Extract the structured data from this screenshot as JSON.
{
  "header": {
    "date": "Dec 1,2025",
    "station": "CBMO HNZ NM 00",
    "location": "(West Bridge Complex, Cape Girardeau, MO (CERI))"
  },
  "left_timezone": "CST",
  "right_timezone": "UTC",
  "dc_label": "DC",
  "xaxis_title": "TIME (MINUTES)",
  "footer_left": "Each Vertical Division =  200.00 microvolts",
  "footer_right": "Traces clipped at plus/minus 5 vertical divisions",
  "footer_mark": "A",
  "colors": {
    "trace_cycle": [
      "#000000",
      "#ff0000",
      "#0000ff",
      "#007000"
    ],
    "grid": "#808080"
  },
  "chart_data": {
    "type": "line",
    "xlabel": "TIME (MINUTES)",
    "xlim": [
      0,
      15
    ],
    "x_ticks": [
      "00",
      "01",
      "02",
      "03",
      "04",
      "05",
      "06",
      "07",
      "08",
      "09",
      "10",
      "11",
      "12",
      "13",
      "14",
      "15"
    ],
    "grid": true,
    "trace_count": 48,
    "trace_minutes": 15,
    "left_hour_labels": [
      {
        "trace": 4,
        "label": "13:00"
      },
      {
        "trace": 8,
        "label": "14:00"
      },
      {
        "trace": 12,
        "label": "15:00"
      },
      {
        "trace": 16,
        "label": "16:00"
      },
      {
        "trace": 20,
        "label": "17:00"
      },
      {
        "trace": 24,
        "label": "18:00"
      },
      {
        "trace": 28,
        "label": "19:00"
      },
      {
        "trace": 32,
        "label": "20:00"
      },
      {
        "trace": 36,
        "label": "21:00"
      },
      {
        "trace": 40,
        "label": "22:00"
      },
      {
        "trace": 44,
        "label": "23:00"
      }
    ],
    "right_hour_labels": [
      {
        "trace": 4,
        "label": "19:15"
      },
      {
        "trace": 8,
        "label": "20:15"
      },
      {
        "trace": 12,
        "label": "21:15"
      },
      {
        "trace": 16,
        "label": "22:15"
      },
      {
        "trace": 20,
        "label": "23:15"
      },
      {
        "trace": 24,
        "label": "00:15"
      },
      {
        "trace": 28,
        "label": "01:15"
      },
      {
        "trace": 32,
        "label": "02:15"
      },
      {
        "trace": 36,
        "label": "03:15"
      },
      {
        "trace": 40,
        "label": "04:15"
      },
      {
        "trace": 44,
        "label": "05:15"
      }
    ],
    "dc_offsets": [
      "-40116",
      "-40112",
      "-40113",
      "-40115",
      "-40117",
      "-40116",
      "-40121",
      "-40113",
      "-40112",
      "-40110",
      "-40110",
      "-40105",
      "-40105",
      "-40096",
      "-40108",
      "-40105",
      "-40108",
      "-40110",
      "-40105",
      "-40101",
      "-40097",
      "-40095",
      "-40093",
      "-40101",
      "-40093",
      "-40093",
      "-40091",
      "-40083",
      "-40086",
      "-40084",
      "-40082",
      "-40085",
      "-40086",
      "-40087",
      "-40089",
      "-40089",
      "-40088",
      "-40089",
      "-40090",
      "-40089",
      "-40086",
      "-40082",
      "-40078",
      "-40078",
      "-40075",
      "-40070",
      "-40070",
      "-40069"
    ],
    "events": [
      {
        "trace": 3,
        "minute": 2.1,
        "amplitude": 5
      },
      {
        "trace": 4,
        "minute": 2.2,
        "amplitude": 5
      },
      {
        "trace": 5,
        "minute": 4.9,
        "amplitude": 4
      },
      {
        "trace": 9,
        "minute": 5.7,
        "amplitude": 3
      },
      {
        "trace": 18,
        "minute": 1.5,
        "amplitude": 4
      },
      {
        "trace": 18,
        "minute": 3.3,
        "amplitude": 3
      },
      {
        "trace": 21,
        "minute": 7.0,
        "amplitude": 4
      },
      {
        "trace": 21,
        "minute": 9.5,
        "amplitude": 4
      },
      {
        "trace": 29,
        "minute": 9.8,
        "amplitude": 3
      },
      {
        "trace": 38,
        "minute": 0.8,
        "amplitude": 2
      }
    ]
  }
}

TASK STATEMENT. All of the data above should be transcribed exactly.

SOLUTION FOR THIS EXERCISE.
Extract the structured data from this screenshot as JSON.
{
  "header": {
    "date": "Dec 1,2025",
    "station": "CBMO HNZ NM 00",
    "location": "(West Bridge Complex, Cape Girardeau, MO (CERI))"
  },
  "left_timezone": "CST",
  "right_timezone": "UTC",
  "dc_label": "DC",
  "xaxis_title": "TIME (MINUTES)",
  "footer_left": "Each Vertical Division =  200.00 microvolts",
  "footer_right": "Traces clipped at plus/minus 5 vertical divisions",
  "footer_mark": "A",
  "colors": {
    "trace_cycle": [
      "#000000",
      "#ff0000",
      "#0000ff",
      "#007000"
    ],
    "grid": "#808080"
  },
  "chart_data": {
    "type": "line",
    "xlabel": "TIME (MINUTES)",
    "xlim": [
      0,
      15
    ],
    "x_ticks": [
      "00",
      "01",
      "02",
      "03",
      "04",
      "05",
      "06",
      "07",
      "08",
      "09",
      "10",
      "11",
      "12",
      "13",
      "14",
      "15"
    ],
    "grid": true,
    "trace_count": 48,
    "trace_minutes": 15,
    "left_hour_labels": [
      {
        "trace": 4,
        "label": "13:00"
      },
      {
        "trace": 8,
        "label": "14:00"
      },
      {
        "trace": 12,
        "label": "15:00"
      },
      {
        "trace": 16,
        "label": "16:00"
      },
      {
        "trace": 20,
        "label": "17:00"
      },
      {
        "trace": 24,
        "label": "18:00"
      },
      {
        "trace": 28,
        "label": "19:00"
      },
      {
        "trace": 32,
        "label": "20:00"
      },
      {
        "trace": 36,
        "label": "21:00"
      },
      {
        "trace": 40,
        "label": "22:00"
      },
      {
        "trace": 44,
        "label": "23:00"
      }
    ],
    "right_hour_labels": [
      {
        "trace": 4,
        "label": "19:15"
      },
      {
        "trace": 8,
        "label": "20:15"
      },
      {
        "trace": 12,
        "label": "21:15"
      },
      {
        "trace": 16,
        "label": "22:15"
      },
      {
        "trace": 20,
        "label": "23:15"
      },
      {
        "trace": 24,
        "label": "00:15"
      },
      {
        "trace": 28,
        "label": "01:15"
      },
      {
        "trace": 32,
        "label": "02:15"
      },
      {
        "trace": 36,
        "label": "03:15"
      },
      {
        "trace": 40,
        "label": "04:15"
      },
      {
        "trace": 44,
        "label": "05:15"
      }
    ],
    "dc_offsets": [
      "-40116",
      "-40112",
      "-40113",
      "-40115",
      "-40117",
      "-40116",
      "-40121",
      "-40113",
      "-40112",
      "-40110",
      "-40110",
      "-40105",
      "-40105",
      "-40096",
      "-40108",
      "-40105",
      "-40108",
      "-40110",
      "-40105",
      "-40101",
      "-40097",
      "-40095",
      "-40093",
      "-40101",
      "-40093",
      "-40093",
      "-40091",
      "-40083",
      "-40086",
      "-40084",
      "-40082",
      "-40085",
      "-40086",
      "-40087",
      "-40089",
      "-40089",
      "-40088",
      "-40089",
      "-40090",
      "-40089",
      "-40086",
      "-40082",
      "-40078",
      "-40078",
      "-40075",
      "-40070",
      "-40070",
      "-40069"
    ],
    "events": [
      {
        "trace": 3,
        "minute": 2.1,
        "amplitude": 5
      },
      {
        "trace": 4,
        "minute": 2.2,
        "amplitude": 5
      },
      {
        "trace": 5,
        "minute": 4.9,
        "amplitude": 4
      },
      {
        "trace": 9,
        "minute": 5.7,
        "amplitude": 3
      },
      {
        "trace": 18,
        "minute": 1.5,
        "amplitude": 4
      },
      {
        "trace": 18,
        "minute": 3.3,
        "amplitude": 3
      },
      {
        "trace": 21,
        "minute": 7.0,
        "amplitude": 4
      },
      {
        "trace": 21,
        "minute": 9.5,
        "amplitude": 4
      },
      {
        "trace": 29,
        "minute": 9.8,
        "amplitude": 3
      },
      {
        "trace": 38,
        "minute": 0.8,
        "amplitude": 2
      }
    ]
  }
}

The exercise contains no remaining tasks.